_STORED ROWS_
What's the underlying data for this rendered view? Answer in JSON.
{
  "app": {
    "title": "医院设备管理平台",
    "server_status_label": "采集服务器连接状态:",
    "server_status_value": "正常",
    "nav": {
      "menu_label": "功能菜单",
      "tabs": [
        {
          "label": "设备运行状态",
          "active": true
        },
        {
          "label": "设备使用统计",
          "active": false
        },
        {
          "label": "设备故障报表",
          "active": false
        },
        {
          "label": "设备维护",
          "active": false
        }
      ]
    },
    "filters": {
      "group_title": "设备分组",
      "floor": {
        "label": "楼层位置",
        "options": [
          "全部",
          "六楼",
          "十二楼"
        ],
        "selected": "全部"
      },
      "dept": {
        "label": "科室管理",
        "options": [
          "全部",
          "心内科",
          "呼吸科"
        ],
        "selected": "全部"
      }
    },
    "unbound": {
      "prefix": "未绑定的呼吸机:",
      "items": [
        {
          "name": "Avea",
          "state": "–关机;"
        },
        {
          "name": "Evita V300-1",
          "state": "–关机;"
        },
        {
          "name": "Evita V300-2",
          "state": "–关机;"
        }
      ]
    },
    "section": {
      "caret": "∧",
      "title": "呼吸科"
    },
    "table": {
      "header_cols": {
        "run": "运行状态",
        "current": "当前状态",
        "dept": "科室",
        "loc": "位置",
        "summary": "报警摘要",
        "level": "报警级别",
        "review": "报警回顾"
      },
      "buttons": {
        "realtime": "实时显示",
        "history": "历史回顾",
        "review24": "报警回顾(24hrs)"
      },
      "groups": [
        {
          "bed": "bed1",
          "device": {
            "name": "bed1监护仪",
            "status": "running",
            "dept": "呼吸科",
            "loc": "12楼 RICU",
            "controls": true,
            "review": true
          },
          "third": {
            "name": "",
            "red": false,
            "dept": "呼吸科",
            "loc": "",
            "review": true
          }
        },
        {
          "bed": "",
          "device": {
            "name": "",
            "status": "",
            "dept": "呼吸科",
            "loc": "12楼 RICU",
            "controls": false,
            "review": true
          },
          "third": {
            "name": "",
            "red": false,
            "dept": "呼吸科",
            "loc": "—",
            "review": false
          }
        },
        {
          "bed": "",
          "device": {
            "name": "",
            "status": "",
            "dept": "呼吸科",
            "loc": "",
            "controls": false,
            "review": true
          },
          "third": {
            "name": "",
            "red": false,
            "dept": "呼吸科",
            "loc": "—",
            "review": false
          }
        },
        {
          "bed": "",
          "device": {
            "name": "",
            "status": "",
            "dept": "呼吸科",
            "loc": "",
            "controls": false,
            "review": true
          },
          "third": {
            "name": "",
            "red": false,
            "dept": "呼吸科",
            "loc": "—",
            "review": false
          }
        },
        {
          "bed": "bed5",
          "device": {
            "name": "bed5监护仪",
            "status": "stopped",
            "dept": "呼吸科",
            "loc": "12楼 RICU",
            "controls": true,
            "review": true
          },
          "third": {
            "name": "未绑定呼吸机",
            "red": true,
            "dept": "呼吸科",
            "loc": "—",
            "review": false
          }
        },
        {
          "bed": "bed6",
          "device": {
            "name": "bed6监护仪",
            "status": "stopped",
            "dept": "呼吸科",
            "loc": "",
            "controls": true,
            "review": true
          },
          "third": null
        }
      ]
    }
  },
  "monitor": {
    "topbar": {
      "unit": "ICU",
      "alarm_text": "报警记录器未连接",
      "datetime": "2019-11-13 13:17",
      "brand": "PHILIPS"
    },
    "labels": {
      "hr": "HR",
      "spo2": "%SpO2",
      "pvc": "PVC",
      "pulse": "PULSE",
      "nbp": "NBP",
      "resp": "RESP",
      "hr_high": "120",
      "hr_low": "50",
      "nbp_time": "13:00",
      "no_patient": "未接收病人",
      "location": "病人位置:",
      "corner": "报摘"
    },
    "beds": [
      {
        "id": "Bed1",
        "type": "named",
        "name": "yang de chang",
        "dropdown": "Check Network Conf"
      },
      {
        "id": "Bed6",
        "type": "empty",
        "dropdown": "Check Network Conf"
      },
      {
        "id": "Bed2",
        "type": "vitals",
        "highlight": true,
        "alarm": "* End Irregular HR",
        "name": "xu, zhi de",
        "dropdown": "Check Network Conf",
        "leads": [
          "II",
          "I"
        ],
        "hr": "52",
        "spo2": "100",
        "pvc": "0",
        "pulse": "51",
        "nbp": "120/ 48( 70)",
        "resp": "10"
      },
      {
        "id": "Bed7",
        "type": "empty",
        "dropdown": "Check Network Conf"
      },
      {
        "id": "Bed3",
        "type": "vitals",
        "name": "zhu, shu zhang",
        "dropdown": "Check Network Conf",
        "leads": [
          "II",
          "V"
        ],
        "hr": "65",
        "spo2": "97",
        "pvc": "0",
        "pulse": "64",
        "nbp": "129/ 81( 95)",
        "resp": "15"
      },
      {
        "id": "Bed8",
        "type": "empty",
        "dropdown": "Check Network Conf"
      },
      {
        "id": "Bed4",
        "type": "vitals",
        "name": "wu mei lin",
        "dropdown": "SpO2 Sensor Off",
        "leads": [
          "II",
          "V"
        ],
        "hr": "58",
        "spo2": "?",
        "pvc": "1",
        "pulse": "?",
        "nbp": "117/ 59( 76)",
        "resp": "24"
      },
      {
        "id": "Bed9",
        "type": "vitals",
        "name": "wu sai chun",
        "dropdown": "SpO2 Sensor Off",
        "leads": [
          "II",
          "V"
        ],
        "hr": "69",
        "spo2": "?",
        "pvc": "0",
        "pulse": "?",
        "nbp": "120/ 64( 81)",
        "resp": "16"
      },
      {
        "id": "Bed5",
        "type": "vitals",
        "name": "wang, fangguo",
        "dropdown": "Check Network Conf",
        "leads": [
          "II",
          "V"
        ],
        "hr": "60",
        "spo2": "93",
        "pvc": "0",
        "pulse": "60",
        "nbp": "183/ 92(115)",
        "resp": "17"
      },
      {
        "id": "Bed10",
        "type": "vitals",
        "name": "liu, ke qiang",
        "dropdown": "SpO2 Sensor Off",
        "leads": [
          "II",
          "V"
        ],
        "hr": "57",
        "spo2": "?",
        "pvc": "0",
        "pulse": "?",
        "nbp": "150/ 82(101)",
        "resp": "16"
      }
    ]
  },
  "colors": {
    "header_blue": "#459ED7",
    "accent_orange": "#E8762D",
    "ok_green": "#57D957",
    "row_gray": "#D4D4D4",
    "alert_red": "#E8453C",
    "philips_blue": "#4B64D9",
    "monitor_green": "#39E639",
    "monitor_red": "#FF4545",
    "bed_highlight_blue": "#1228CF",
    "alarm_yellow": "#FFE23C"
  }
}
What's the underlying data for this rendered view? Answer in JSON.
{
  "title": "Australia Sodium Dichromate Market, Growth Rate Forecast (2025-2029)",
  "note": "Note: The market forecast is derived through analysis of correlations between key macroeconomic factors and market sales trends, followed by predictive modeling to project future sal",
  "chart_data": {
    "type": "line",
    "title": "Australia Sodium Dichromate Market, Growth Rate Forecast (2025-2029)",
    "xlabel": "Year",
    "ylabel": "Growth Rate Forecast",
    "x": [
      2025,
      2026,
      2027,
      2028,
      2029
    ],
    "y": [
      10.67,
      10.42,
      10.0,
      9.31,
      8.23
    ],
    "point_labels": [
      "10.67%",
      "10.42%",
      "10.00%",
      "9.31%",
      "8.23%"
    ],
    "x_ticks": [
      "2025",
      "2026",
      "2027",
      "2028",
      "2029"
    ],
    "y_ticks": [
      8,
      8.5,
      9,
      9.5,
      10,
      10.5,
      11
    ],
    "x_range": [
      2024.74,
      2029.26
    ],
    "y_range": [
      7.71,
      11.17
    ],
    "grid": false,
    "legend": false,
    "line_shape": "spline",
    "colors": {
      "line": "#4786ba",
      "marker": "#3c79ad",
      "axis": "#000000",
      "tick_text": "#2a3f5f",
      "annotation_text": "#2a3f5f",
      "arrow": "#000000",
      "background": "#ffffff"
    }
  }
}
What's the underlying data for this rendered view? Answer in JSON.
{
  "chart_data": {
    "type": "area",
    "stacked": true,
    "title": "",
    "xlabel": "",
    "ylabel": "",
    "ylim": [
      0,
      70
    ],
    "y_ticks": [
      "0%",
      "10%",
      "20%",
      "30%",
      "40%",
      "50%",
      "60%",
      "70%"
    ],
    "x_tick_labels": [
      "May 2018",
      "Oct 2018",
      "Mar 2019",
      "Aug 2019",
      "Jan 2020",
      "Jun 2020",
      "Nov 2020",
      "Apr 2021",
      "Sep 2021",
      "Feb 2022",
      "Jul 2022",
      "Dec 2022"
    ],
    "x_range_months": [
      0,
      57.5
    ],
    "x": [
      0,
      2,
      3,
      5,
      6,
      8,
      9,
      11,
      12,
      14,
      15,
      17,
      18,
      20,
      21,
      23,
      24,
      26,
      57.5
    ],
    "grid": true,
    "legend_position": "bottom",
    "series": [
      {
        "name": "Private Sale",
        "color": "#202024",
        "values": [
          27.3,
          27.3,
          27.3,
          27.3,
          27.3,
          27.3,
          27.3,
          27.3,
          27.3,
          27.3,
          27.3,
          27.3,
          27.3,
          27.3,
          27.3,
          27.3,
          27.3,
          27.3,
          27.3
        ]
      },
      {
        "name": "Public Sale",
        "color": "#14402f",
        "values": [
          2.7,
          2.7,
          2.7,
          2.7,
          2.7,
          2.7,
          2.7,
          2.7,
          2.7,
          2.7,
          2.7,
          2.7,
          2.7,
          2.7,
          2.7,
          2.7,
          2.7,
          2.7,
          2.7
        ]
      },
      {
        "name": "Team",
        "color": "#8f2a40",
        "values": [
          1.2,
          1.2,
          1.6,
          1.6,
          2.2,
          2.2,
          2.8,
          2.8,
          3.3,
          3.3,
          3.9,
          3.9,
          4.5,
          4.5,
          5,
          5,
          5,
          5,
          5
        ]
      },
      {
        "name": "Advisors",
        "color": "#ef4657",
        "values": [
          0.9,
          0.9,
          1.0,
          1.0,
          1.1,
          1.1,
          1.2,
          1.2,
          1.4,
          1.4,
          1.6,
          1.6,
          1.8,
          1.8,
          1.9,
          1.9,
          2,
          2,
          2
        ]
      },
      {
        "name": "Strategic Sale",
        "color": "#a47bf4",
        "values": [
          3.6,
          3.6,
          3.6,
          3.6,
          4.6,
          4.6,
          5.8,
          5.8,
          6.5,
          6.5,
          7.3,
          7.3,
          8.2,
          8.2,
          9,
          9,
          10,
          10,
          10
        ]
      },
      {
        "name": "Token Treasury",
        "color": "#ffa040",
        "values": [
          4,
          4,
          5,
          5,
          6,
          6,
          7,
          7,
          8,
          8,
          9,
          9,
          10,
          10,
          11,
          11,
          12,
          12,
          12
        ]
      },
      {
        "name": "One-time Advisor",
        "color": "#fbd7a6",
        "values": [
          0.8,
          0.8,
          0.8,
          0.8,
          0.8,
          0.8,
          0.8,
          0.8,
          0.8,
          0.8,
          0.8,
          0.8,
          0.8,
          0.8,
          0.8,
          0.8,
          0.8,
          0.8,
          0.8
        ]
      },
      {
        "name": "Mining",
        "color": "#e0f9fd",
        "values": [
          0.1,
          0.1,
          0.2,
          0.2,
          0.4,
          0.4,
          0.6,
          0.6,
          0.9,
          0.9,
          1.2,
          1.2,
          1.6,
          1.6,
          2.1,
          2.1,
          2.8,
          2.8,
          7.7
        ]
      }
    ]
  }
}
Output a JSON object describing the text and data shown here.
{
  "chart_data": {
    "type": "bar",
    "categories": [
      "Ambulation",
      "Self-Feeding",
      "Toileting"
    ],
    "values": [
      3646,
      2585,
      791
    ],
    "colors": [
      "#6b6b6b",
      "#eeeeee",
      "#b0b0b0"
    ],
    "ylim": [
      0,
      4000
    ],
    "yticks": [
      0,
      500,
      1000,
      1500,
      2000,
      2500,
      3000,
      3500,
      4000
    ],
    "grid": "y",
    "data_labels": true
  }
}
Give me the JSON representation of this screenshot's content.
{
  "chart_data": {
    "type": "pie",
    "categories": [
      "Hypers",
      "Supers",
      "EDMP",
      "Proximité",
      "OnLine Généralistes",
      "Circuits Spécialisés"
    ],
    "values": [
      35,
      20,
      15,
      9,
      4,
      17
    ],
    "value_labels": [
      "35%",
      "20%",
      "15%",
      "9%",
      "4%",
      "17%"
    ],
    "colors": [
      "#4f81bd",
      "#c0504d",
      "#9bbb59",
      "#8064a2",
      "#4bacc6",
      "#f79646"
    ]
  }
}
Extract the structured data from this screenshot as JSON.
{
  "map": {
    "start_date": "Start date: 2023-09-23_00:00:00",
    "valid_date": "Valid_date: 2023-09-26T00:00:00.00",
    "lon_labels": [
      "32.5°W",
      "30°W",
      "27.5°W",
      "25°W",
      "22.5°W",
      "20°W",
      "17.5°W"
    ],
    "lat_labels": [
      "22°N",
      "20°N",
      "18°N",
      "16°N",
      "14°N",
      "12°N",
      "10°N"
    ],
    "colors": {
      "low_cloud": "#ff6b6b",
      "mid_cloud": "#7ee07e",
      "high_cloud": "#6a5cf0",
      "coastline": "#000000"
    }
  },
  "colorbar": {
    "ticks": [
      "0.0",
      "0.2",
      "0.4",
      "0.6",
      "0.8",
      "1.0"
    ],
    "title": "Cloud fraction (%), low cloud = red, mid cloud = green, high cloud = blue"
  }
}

_WHAT YOU SHOULD DO_
Write out, word for word, the line containing "Output a JSON" and every line after it to the end of the data above.

_COMPLETE RESPONSE_
Output a JSON object describing the text and data shown here.
{
  "chart_data": {
    "type": "bar",
    "categories": [
      "Ambulation",
      "Self-Feeding",
      "Toileting"
    ],
    "values": [
      3646,
      2585,
      791
    ],
    "colors": [
      "#6b6b6b",
      "#eeeeee",
      "#b0b0b0"
    ],
    "ylim": [
      0,
      4000
    ],
    "yticks": [
      0,
      500,
      1000,
      1500,
      2000,
      2500,
      3000,
      3500,
      4000
    ],
    "grid": "y",
    "data_labels": true
  }
}
Give me the JSON representation of this screenshot's content.
{
  "chart_data": {
    "type": "pie",
    "categories": [
      "Hypers",
      "Supers",
      "EDMP",
      "Proximité",
      "OnLine Généralistes",
      "Circuits Spécialisés"
    ],
    "values": [
      35,
      20,
      15,
      9,
      4,
      17
    ],
    "value_labels": [
      "35%",
      "20%",
      "15%",
      "9%",
      "4%",
      "17%"
    ],
    "colors": [
      "#4f81bd",
      "#c0504d",
      "#9bbb59",
      "#8064a2",
      "#4bacc6",
      "#f79646"
    ]
  }
}
Extract the structured data from this screenshot as JSON.
{
  "map": {
    "start_date": "Start date: 2023-09-23_00:00:00",
    "valid_date": "Valid_date: 2023-09-26T00:00:00.00",
    "lon_labels": [
      "32.5°W",
      "30°W",
      "27.5°W",
      "25°W",
      "22.5°W",
      "20°W",
      "17.5°W"
    ],
    "lat_labels": [
      "22°N",
      "20°N",
      "18°N",
      "16°N",
      "14°N",
      "12°N",
      "10°N"
    ],
    "colors": {
      "low_cloud": "#ff6b6b",
      "mid_cloud": "#7ee07e",
      "high_cloud": "#6a5cf0",
      "coastline": "#000000"
    }
  },
  "colorbar": {
    "ticks": [
      "0.0",
      "0.2",
      "0.4",
      "0.6",
      "0.8",
      "1.0"
    ],
    "title": "Cloud fraction (%), low cloud = red, mid cloud = green, high cloud = blue"
  }
}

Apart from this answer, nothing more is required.